◆ **Data supplied**
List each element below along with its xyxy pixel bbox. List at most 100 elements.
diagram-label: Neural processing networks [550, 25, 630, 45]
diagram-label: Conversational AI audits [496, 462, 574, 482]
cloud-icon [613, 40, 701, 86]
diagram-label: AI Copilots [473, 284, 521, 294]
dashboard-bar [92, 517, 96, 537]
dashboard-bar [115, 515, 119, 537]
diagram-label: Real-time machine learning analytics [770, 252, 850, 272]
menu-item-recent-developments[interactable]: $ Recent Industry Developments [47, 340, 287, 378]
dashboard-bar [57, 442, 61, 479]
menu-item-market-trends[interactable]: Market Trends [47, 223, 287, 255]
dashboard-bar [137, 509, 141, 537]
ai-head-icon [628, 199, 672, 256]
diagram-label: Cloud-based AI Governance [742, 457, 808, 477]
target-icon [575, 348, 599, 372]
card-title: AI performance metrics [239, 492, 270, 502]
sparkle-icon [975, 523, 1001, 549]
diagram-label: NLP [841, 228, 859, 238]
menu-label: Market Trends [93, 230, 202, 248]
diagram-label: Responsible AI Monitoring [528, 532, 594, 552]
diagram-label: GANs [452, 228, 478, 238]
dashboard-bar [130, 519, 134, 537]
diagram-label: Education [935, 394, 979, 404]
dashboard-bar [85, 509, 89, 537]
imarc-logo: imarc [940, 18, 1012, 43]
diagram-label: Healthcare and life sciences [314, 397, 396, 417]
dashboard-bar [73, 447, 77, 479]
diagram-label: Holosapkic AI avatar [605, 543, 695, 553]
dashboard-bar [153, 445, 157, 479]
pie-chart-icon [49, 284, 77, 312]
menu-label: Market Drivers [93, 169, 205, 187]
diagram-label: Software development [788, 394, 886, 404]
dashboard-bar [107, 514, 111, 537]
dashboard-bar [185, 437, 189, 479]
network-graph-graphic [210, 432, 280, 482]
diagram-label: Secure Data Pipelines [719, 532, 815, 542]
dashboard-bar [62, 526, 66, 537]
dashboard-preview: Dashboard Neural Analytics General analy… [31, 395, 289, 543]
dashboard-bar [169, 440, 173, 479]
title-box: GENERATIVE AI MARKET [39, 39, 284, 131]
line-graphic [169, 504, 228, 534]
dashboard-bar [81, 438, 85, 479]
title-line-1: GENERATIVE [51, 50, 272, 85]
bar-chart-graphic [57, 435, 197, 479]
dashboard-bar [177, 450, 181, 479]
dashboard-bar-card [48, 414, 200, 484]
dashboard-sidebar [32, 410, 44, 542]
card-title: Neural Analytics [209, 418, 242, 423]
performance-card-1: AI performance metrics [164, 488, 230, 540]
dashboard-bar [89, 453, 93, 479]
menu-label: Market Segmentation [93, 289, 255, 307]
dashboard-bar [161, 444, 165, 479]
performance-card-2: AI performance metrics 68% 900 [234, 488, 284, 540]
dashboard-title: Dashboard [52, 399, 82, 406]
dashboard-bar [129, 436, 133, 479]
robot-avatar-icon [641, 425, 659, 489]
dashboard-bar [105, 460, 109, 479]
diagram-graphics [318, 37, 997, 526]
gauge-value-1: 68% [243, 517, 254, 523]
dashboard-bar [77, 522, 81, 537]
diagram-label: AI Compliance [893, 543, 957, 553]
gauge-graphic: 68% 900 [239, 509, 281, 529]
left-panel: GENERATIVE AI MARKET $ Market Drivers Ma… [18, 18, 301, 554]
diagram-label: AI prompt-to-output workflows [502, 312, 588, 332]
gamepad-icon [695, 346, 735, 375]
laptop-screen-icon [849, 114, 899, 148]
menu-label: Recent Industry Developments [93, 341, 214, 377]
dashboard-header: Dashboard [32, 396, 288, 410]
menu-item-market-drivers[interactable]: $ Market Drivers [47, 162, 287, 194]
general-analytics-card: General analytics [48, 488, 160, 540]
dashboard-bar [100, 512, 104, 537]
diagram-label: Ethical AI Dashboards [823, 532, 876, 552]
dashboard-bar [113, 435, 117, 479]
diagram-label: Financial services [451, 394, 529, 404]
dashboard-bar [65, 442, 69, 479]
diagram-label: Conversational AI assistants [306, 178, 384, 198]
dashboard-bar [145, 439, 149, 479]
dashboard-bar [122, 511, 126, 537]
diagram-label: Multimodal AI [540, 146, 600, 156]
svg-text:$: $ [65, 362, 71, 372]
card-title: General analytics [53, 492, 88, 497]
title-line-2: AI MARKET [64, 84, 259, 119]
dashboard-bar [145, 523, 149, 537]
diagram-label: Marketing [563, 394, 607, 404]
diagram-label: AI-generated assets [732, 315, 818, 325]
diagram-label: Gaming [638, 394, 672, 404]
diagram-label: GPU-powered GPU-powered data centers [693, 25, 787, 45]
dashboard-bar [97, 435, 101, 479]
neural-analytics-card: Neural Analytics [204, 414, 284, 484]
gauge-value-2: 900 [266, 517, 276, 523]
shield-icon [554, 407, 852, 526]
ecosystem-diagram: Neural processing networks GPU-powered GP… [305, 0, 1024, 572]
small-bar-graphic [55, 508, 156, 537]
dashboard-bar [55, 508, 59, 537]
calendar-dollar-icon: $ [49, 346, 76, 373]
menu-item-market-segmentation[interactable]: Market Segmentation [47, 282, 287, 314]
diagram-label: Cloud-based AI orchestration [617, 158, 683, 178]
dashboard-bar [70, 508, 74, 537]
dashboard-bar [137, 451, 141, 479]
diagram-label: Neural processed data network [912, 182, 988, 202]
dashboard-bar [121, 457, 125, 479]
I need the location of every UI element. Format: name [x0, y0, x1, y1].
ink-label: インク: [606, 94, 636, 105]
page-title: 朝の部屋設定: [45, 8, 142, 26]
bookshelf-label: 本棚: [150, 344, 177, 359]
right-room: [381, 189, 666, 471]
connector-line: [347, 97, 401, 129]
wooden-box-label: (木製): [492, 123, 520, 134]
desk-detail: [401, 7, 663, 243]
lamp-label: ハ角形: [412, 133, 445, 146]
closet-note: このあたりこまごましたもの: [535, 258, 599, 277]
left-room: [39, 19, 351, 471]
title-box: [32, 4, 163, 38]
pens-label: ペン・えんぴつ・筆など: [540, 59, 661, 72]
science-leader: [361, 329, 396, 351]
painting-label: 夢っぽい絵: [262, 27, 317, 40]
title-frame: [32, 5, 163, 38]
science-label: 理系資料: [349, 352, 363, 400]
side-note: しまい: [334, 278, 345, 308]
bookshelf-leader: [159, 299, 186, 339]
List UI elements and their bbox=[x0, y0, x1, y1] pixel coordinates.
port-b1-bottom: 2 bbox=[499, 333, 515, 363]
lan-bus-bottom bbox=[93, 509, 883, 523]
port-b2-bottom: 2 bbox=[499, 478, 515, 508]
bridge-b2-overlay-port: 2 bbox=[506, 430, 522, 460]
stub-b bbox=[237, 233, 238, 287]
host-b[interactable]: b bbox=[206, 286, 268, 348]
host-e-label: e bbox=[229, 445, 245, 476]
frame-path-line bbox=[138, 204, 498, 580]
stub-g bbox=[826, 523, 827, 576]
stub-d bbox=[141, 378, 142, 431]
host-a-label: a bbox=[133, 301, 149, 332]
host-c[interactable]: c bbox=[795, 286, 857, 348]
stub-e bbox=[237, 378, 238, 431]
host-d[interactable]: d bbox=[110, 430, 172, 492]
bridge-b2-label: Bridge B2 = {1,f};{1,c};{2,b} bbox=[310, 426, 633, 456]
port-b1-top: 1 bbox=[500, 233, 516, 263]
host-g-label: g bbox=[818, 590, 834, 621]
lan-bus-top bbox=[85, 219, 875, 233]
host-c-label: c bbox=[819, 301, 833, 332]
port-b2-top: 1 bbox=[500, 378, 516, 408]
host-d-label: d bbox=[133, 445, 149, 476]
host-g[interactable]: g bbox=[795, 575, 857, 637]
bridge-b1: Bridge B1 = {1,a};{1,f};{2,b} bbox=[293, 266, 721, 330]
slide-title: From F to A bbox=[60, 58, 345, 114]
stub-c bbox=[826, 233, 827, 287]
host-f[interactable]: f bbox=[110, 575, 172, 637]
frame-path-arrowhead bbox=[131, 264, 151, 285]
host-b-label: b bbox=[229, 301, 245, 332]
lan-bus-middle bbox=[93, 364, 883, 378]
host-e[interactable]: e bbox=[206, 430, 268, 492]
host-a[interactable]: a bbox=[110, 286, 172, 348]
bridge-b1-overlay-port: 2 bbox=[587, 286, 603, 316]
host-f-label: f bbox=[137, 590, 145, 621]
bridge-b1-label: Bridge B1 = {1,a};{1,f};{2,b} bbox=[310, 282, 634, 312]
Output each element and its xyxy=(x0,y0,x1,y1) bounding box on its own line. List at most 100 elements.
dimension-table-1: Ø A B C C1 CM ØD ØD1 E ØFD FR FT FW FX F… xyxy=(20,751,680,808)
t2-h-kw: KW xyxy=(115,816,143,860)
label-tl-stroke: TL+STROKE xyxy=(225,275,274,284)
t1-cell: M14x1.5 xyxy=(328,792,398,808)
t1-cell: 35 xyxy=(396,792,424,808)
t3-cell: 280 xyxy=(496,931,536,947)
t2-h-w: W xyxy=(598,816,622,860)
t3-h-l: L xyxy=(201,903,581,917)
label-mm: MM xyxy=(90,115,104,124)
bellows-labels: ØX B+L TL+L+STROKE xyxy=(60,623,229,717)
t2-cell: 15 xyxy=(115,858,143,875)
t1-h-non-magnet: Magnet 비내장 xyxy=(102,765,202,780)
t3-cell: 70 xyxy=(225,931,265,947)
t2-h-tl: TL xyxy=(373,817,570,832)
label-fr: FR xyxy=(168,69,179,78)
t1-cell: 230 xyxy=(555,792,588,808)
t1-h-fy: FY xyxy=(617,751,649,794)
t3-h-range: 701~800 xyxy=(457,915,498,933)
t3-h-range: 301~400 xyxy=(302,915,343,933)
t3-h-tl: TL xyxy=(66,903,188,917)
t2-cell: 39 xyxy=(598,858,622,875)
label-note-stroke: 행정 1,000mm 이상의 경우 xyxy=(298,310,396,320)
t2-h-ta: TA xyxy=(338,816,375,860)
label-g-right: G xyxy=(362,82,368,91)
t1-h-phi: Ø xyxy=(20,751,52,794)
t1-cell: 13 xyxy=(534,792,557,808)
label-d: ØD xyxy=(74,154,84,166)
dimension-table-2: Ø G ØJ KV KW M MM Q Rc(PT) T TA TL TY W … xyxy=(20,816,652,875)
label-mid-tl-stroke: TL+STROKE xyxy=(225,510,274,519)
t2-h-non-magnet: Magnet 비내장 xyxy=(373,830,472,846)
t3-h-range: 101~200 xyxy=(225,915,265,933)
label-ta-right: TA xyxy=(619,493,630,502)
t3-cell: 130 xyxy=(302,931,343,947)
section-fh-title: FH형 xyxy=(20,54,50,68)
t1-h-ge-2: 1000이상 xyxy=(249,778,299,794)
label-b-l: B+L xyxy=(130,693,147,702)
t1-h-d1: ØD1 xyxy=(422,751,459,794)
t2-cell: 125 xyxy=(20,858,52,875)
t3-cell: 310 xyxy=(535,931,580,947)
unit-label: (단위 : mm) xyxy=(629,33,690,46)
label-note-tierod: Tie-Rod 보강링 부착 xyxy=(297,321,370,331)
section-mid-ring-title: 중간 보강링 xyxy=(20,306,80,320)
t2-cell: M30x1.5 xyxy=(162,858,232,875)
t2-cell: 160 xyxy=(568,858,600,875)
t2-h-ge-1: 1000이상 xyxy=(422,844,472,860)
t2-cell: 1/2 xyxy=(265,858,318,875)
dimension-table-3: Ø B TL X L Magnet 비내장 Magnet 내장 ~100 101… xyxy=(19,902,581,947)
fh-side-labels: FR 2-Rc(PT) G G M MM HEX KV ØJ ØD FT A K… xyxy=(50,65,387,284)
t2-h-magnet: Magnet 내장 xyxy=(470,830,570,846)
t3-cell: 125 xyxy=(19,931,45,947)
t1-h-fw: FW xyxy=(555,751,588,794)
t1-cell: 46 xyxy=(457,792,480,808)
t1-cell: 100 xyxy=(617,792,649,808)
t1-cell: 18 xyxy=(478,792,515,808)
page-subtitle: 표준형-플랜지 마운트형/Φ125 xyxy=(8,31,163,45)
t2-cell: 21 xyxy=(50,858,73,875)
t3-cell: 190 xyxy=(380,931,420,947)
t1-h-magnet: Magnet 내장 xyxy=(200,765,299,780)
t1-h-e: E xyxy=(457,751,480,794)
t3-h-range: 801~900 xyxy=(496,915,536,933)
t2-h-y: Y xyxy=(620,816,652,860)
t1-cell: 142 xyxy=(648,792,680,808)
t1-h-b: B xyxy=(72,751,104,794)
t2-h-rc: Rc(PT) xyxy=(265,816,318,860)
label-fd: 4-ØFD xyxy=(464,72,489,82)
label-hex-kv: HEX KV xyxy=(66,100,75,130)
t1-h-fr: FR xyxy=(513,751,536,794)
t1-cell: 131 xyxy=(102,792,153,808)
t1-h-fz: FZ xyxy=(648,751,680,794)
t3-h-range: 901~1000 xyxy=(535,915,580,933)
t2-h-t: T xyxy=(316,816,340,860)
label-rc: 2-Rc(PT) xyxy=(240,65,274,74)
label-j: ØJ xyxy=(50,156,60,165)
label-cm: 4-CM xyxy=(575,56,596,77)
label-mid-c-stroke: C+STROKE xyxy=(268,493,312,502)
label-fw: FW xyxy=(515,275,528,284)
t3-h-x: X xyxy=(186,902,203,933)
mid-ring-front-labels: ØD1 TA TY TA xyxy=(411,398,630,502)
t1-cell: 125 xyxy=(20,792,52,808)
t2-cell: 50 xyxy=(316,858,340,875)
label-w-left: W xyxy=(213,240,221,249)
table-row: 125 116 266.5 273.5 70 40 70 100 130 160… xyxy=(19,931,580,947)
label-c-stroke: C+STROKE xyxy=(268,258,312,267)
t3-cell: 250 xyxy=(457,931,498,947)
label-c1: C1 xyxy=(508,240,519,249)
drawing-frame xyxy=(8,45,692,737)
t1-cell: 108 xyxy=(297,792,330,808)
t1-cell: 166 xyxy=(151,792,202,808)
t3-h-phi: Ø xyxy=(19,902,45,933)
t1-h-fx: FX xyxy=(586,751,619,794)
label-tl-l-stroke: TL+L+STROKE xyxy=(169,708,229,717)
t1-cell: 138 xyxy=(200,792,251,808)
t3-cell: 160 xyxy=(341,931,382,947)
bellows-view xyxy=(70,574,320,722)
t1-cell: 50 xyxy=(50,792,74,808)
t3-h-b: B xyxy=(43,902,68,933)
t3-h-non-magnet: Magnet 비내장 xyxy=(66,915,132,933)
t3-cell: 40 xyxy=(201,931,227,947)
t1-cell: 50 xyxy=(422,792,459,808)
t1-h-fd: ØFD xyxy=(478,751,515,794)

◆ **Your task**
Print the data exactly as given, starting with its first line and stopping after the line that contains "target-icon [575, 348, 599, 372]".

◆ **Complete output**
List each element below along with its xyxy pixel bbox. List at most 100 elements.
diagram-label: Neural processing networks [550, 25, 630, 45]
diagram-label: Conversational AI audits [496, 462, 574, 482]
cloud-icon [613, 40, 701, 86]
diagram-label: AI Copilots [473, 284, 521, 294]
dashboard-bar [92, 517, 96, 537]
dashboard-bar [115, 515, 119, 537]
diagram-label: Real-time machine learning analytics [770, 252, 850, 272]
menu-item-recent-developments[interactable]: $ Recent Industry Developments [47, 340, 287, 378]
dashboard-bar [57, 442, 61, 479]
menu-item-market-trends[interactable]: Market Trends [47, 223, 287, 255]
dashboard-bar [137, 509, 141, 537]
ai-head-icon [628, 199, 672, 256]
diagram-label: Cloud-based AI Governance [742, 457, 808, 477]
target-icon [575, 348, 599, 372]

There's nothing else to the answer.